* begin *

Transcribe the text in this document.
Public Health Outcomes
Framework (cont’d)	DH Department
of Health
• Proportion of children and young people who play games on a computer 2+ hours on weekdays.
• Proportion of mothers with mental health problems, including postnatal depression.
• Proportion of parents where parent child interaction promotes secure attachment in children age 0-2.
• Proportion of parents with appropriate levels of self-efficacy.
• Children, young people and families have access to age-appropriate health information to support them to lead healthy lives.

* end *

* _To do_
Please list every line of the records that contains "people".

* _The answer_
• Proportion of children and young people who play games on a computer 2+ hours on weekdays.
• Children, young people and families have access to age-appropriate health information to support them to lead healthy lives.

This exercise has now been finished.